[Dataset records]
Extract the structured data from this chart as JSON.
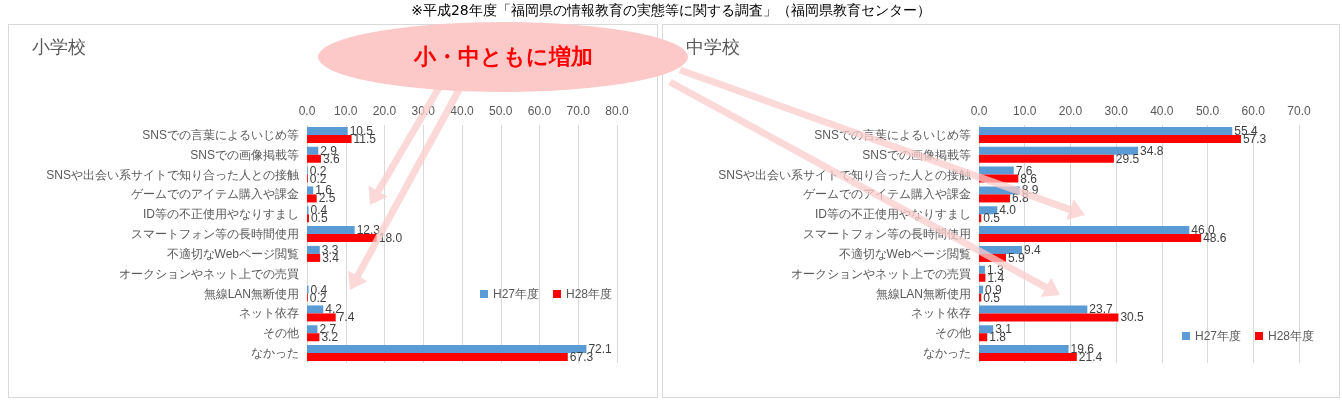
{
  "chart_data": [
    {
      "type": "bar",
      "orientation": "horizontal",
      "title": "小学校",
      "categories": [
        "SNSでの言葉によるいじめ等",
        "SNSでの画像掲載等",
        "SNSや出会い系サイトで知り合った人との接触",
        "ゲームでのアイテム購入や課金",
        "ID等の不正使用やなりすまし",
        "スマートフォン等の長時間使用",
        "不適切なWebページ閲覧",
        "オークションやネット上での売買",
        "無線LAN無断使用",
        "ネット依存",
        "その他",
        "なかった"
      ],
      "series": [
        {
          "name": "H27年度",
          "color": "#5b9bd5",
          "values": [
            10.5,
            2.9,
            0.2,
            1.6,
            0.4,
            12.3,
            3.3,
            null,
            0.4,
            4.2,
            2.7,
            72.1
          ],
          "value_labels": [
            "10.5",
            "2.9",
            "0.2",
            "1.6",
            "0.4",
            "12.3",
            "3.3",
            null,
            "0.4",
            "4.2",
            "2.7",
            "72.1"
          ]
        },
        {
          "name": "H28年度",
          "color": "#ff0000",
          "values": [
            11.5,
            3.6,
            0.2,
            2.5,
            0.5,
            18.0,
            3.4,
            null,
            0.2,
            7.4,
            3.2,
            67.3
          ],
          "value_labels": [
            "11.5",
            "3.6",
            "0.2",
            "2.5",
            "0.5",
            "18.0",
            "3.4",
            null,
            "0.2",
            "7.4",
            "3.2",
            "67.3"
          ]
        }
      ],
      "xlim": [
        0,
        80
      ],
      "xticks": [
        {
          "value": 0,
          "label": "0.0"
        },
        {
          "value": 10,
          "label": "10.0"
        },
        {
          "value": 20,
          "label": "20.0"
        },
        {
          "value": 30,
          "label": "30.0"
        },
        {
          "value": 40,
          "label": "40.0"
        },
        {
          "value": 50,
          "label": "50.0"
        },
        {
          "value": 60,
          "label": "60.0"
        },
        {
          "value": 70,
          "label": "70.0"
        },
        {
          "value": 80,
          "label": "80.0"
        }
      ],
      "grid": "x",
      "legend": "bottom right",
      "annotations": [
        "※平成28年度「福岡県の情報教育の実態等に関する調査」（福岡県教育センター）",
        "小・中ともに増加"
      ]
    },
    {
      "type": "bar",
      "orientation": "horizontal",
      "title": "中学校",
      "categories": [
        "SNSでの言葉によるいじめ等",
        "SNSでの画像掲載等",
        "SNSや出会い系サイトで知り合った人との接触",
        "ゲームでのアイテム購入や課金",
        "ID等の不正使用やなりすまし",
        "スマートフォン等の長時間使用",
        "不適切なWebページ閲覧",
        "オークションやネット上での売買",
        "無線LAN無断使用",
        "ネット依存",
        "その他",
        "なかった"
      ],
      "series": [
        {
          "name": "H27年度",
          "color": "#5b9bd5",
          "values": [
            55.4,
            34.8,
            7.6,
            8.9,
            4.0,
            46.0,
            9.4,
            1.3,
            0.9,
            23.7,
            3.1,
            19.6
          ],
          "value_labels": [
            "55.4",
            "34.8",
            "7.6",
            "8.9",
            "4.0",
            "46.0",
            "9.4",
            "1.3",
            "0.9",
            "23.7",
            "3.1",
            "19.6"
          ]
        },
        {
          "name": "H28年度",
          "color": "#ff0000",
          "values": [
            57.3,
            29.5,
            8.6,
            6.8,
            0.5,
            48.6,
            5.9,
            1.4,
            0.5,
            30.5,
            1.8,
            21.4
          ],
          "value_labels": [
            "57.3",
            "29.5",
            "8.6",
            "6.8",
            "0.5",
            "48.6",
            "5.9",
            "1.4",
            "0.5",
            "30.5",
            "1.8",
            "21.4"
          ]
        }
      ],
      "xlim": [
        0,
        70
      ],
      "xticks": [
        {
          "value": 0,
          "label": "0.0"
        },
        {
          "value": 10,
          "label": "10.0"
        },
        {
          "value": 20,
          "label": "20.0"
        },
        {
          "value": 30,
          "label": "30.0"
        },
        {
          "value": 40,
          "label": "40.0"
        },
        {
          "value": 50,
          "label": "50.0"
        },
        {
          "value": 60,
          "label": "60.0"
        },
        {
          "value": 70,
          "label": "70.0"
        }
      ],
      "grid": "x",
      "legend": "bottom right"
    }
  ]
}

- Exercise directions
Word for word, quote the lines above. Omit the pictures.

- The reply
Extract the structured data from this chart as JSON.
{
  "chart_data": [
    {
      "type": "bar",
      "orientation": "horizontal",
      "title": "小学校",
      "categories": [
        "SNSでの言葉によるいじめ等",
        "SNSでの画像掲載等",
        "SNSや出会い系サイトで知り合った人との接触",
        "ゲームでのアイテム購入や課金",
        "ID等の不正使用やなりすまし",
        "スマートフォン等の長時間使用",
        "不適切なWebページ閲覧",
        "オークションやネット上での売買",
        "無線LAN無断使用",
        "ネット依存",
        "その他",
        "なかった"
      ],
      "series": [
        {
          "name": "H27年度",
          "color": "#5b9bd5",
          "values": [
            10.5,
            2.9,
            0.2,
            1.6,
            0.4,
            12.3,
            3.3,
            null,
            0.4,
            4.2,
            2.7,
            72.1
          ],
          "value_labels": [
            "10.5",
            "2.9",
            "0.2",
            "1.6",
            "0.4",
            "12.3",
            "3.3",
            null,
            "0.4",
            "4.2",
            "2.7",
            "72.1"
          ]
        },
        {
          "name": "H28年度",
          "color": "#ff0000",
          "values": [
            11.5,
            3.6,
            0.2,
            2.5,
            0.5,
            18.0,
            3.4,
            null,
            0.2,
            7.4,
            3.2,
            67.3
          ],
          "value_labels": [
            "11.5",
            "3.6",
            "0.2",
            "2.5",
            "0.5",
            "18.0",
            "3.4",
            null,
            "0.2",
            "7.4",
            "3.2",
            "67.3"
          ]
        }
      ],
      "xlim": [
        0,
        80
      ],
      "xticks": [
        {
          "value": 0,
          "label": "0.0"
        },
        {
          "value": 10,
          "label": "10.0"
        },
        {
          "value": 20,
          "label": "20.0"
        },
        {
          "value": 30,
          "label": "30.0"
        },
        {
          "value": 40,
          "label": "40.0"
        },
        {
          "value": 50,
          "label": "50.0"
        },
        {
          "value": 60,
          "label": "60.0"
        },
        {
          "value": 70,
          "label": "70.0"
        },
        {
          "value": 80,
          "label": "80.0"
        }
      ],
      "grid": "x",
      "legend": "bottom right",
      "annotations": [
        "※平成28年度「福岡県の情報教育の実態等に関する調査」（福岡県教育センター）",
        "小・中ともに増加"
      ]
    },
    {
      "type": "bar",
      "orientation": "horizontal",
      "title": "中学校",
      "categories": [
        "SNSでの言葉によるいじめ等",
        "SNSでの画像掲載等",
        "SNSや出会い系サイトで知り合った人との接触",
        "ゲームでのアイテム購入や課金",
        "ID等の不正使用やなりすまし",
        "スマートフォン等の長時間使用",
        "不適切なWebページ閲覧",
        "オークションやネット上での売買",
        "無線LAN無断使用",
        "ネット依存",
        "その他",
        "なかった"
      ],
      "series": [
        {
          "name": "H27年度",
          "color": "#5b9bd5",
          "values": [
            55.4,
            34.8,
            7.6,
            8.9,
            4.0,
            46.0,
            9.4,
            1.3,
            0.9,
            23.7,
            3.1,
            19.6
          ],
          "value_labels": [
            "55.4",
            "34.8",
            "7.6",
            "8.9",
            "4.0",
            "46.0",
            "9.4",
            "1.3",
            "0.9",
            "23.7",
            "3.1",
            "19.6"
          ]
        },
        {
          "name": "H28年度",
          "color": "#ff0000",
          "values": [
            57.3,
            29.5,
            8.6,
            6.8,
            0.5,
            48.6,
            5.9,
            1.4,
            0.5,
            30.5,
            1.8,
            21.4
          ],
          "value_labels": [
            "57.3",
            "29.5",
            "8.6",
            "6.8",
            "0.5",
            "48.6",
            "5.9",
            "1.4",
            "0.5",
            "30.5",
            "1.8",
            "21.4"
          ]
        }
      ],
      "xlim": [
        0,
        70
      ],
      "xticks": [
        {
          "value": 0,
          "label": "0.0"
        },
        {
          "value": 10,
          "label": "10.0"
        },
        {
          "value": 20,
          "label": "20.0"
        },
        {
          "value": 30,
          "label": "30.0"
        },
        {
          "value": 40,
          "label": "40.0"
        },
        {
          "value": 50,
          "label": "50.0"
        },
        {
          "value": 60,
          "label": "60.0"
        },
        {
          "value": 70,
          "label": "70.0"
        }
      ],
      "grid": "x",
      "legend": "bottom right"
    }
  ]
}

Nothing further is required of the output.